§ **EXERCISE INPUTS**:
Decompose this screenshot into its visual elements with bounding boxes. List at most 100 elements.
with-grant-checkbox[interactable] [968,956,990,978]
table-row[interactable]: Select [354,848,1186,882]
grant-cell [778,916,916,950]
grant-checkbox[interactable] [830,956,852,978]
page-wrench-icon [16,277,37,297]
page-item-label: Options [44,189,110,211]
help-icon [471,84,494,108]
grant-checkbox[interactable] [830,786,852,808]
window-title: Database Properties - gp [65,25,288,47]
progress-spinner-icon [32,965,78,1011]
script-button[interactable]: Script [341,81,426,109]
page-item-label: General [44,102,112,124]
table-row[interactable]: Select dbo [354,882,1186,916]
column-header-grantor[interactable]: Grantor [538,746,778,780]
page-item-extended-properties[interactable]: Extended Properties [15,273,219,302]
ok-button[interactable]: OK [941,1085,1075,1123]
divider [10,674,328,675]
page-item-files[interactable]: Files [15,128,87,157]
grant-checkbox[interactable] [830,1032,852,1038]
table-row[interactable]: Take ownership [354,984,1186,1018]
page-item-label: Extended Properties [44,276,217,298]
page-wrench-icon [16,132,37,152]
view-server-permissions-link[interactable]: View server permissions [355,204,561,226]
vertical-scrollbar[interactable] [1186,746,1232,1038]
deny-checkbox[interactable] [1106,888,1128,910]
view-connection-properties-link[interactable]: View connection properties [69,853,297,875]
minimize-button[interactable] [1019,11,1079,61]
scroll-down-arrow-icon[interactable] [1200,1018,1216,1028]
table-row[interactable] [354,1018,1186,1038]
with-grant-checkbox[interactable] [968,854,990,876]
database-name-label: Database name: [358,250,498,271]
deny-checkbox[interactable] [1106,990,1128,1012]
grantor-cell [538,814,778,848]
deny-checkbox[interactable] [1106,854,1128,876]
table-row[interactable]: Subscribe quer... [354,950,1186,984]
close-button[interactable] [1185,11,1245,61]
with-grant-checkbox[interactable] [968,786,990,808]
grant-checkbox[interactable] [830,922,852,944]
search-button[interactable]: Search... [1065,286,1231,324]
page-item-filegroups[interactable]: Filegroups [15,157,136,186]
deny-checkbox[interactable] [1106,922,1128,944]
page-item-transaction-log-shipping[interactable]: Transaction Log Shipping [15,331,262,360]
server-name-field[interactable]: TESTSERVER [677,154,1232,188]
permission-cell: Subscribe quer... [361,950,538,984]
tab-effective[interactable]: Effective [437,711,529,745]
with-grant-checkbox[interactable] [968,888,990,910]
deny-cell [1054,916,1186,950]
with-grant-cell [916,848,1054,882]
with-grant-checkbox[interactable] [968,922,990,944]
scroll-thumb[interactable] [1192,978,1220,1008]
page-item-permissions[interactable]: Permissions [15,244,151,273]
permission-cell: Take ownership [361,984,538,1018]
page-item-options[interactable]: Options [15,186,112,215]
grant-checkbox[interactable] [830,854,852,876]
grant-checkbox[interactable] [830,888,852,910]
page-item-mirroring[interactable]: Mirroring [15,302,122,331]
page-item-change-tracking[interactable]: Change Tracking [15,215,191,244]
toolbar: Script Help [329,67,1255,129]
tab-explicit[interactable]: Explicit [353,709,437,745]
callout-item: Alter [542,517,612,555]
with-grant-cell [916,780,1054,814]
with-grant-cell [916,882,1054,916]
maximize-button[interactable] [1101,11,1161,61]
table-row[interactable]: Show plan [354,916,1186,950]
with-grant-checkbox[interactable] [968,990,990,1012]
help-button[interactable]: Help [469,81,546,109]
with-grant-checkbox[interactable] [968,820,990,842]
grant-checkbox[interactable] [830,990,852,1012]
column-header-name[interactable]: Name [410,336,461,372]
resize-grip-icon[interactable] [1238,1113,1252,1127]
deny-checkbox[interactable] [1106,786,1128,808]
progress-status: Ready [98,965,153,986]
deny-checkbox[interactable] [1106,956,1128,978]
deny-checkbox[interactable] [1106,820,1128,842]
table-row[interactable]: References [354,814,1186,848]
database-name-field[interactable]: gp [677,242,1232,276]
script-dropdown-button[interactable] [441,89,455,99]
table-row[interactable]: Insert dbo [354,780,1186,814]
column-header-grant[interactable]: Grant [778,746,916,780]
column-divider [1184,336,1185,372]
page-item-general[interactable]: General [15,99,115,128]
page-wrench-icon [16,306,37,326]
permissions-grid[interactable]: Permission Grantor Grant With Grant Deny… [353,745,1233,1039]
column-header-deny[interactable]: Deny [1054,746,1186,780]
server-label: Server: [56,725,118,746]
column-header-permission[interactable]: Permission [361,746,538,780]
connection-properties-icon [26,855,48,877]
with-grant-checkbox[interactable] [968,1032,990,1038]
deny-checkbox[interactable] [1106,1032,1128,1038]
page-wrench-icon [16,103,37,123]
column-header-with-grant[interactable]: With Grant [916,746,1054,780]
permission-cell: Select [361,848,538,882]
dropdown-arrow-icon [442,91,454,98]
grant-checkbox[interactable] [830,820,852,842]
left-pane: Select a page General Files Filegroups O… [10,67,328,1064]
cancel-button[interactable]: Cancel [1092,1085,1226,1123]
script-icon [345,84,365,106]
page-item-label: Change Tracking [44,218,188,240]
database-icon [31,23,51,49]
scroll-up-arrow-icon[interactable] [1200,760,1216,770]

§ **DIRECTIVE**: Reproduce all of the records above line for line, with no changes.

§ **ANSWER**:
Decompose this screenshot into its visual elements with bounding boxes. List at most 100 elements.
with-grant-checkbox[interactable] [968,956,990,978]
table-row[interactable]: Select [354,848,1186,882]
grant-cell [778,916,916,950]
grant-checkbox[interactable] [830,956,852,978]
page-wrench-icon [16,277,37,297]
page-item-label: Options [44,189,110,211]
help-icon [471,84,494,108]
grant-checkbox[interactable] [830,786,852,808]
window-title: Database Properties - gp [65,25,288,47]
progress-spinner-icon [32,965,78,1011]
script-button[interactable]: Script [341,81,426,109]
page-item-label: General [44,102,112,124]
table-row[interactable]: Select dbo [354,882,1186,916]
column-header-grantor[interactable]: Grantor [538,746,778,780]
page-item-extended-properties[interactable]: Extended Properties [15,273,219,302]
ok-button[interactable]: OK [941,1085,1075,1123]
divider [10,674,328,675]
page-item-files[interactable]: Files [15,128,87,157]
grant-checkbox[interactable] [830,1032,852,1038]
table-row[interactable]: Take ownership [354,984,1186,1018]
page-item-label: Extended Properties [44,276,217,298]
page-wrench-icon [16,132,37,152]
view-server-permissions-link[interactable]: View server permissions [355,204,561,226]
vertical-scrollbar[interactable] [1186,746,1232,1038]
deny-checkbox[interactable] [1106,888,1128,910]
view-connection-properties-link[interactable]: View connection properties [69,853,297,875]
minimize-button[interactable] [1019,11,1079,61]
scroll-down-arrow-icon[interactable] [1200,1018,1216,1028]
table-row[interactable] [354,1018,1186,1038]
with-grant-checkbox[interactable] [968,854,990,876]
database-name-label: Database name: [358,250,498,271]
deny-checkbox[interactable] [1106,990,1128,1012]
grantor-cell [538,814,778,848]
deny-checkbox[interactable] [1106,854,1128,876]
table-row[interactable]: Subscribe quer... [354,950,1186,984]
close-button[interactable] [1185,11,1245,61]
with-grant-checkbox[interactable] [968,786,990,808]
grant-checkbox[interactable] [830,922,852,944]
search-button[interactable]: Search... [1065,286,1231,324]
page-item-filegroups[interactable]: Filegroups [15,157,136,186]
deny-checkbox[interactable] [1106,922,1128,944]
page-item-transaction-log-shipping[interactable]: Transaction Log Shipping [15,331,262,360]
server-name-field[interactable]: TESTSERVER [677,154,1232,188]
permission-cell: Subscribe quer... [361,950,538,984]
tab-effective[interactable]: Effective [437,711,529,745]
with-grant-checkbox[interactable] [968,888,990,910]
deny-cell [1054,916,1186,950]
with-grant-cell [916,848,1054,882]
with-grant-checkbox[interactable] [968,922,990,944]
scroll-thumb[interactable] [1192,978,1220,1008]
page-item-permissions[interactable]: Permissions [15,244,151,273]
permission-cell: Take ownership [361,984,538,1018]
page-item-options[interactable]: Options [15,186,112,215]
grant-checkbox[interactable] [830,854,852,876]
grant-checkbox[interactable] [830,888,852,910]
page-item-mirroring[interactable]: Mirroring [15,302,122,331]
page-item-change-tracking[interactable]: Change Tracking [15,215,191,244]
toolbar: Script Help [329,67,1255,129]
tab-explicit[interactable]: Explicit [353,709,437,745]
callout-item: Alter [542,517,612,555]
with-grant-cell [916,780,1054,814]
with-grant-cell [916,882,1054,916]
maximize-button[interactable] [1101,11,1161,61]
table-row[interactable]: Show plan [354,916,1186,950]
with-grant-checkbox[interactable] [968,990,990,1012]
help-button[interactable]: Help [469,81,546,109]
with-grant-checkbox[interactable] [968,820,990,842]
grant-checkbox[interactable] [830,990,852,1012]
column-header-name[interactable]: Name [410,336,461,372]
resize-grip-icon[interactable] [1238,1113,1252,1127]
deny-checkbox[interactable] [1106,786,1128,808]
progress-status: Ready [98,965,153,986]
deny-checkbox[interactable] [1106,956,1128,978]
deny-checkbox[interactable] [1106,820,1128,842]
table-row[interactable]: References [354,814,1186,848]
database-name-field[interactable]: gp [677,242,1232,276]
script-dropdown-button[interactable] [441,89,455,99]
table-row[interactable]: Insert dbo [354,780,1186,814]
column-header-grant[interactable]: Grant [778,746,916,780]
column-divider [1184,336,1185,372]
page-item-general[interactable]: General [15,99,115,128]
page-wrench-icon [16,306,37,326]
permissions-grid[interactable]: Permission Grantor Grant With Grant Deny… [353,745,1233,1039]
column-header-deny[interactable]: Deny [1054,746,1186,780]
server-label: Server: [56,725,118,746]
column-header-permission[interactable]: Permission [361,746,538,780]
connection-properties-icon [26,855,48,877]
with-grant-checkbox[interactable] [968,1032,990,1038]
deny-checkbox[interactable] [1106,1032,1128,1038]
page-wrench-icon [16,103,37,123]
column-header-with-grant[interactable]: With Grant [916,746,1054,780]
permission-cell: Select [361,848,538,882]
dropdown-arrow-icon [442,91,454,98]
grant-checkbox[interactable] [830,820,852,842]
left-pane: Select a page General Files Filegroups O… [10,67,328,1064]
cancel-button[interactable]: Cancel [1092,1085,1226,1123]
script-icon [345,84,365,106]
page-item-label: Change Tracking [44,218,188,240]
database-icon [31,23,51,49]
scroll-up-arrow-icon[interactable] [1200,760,1216,770]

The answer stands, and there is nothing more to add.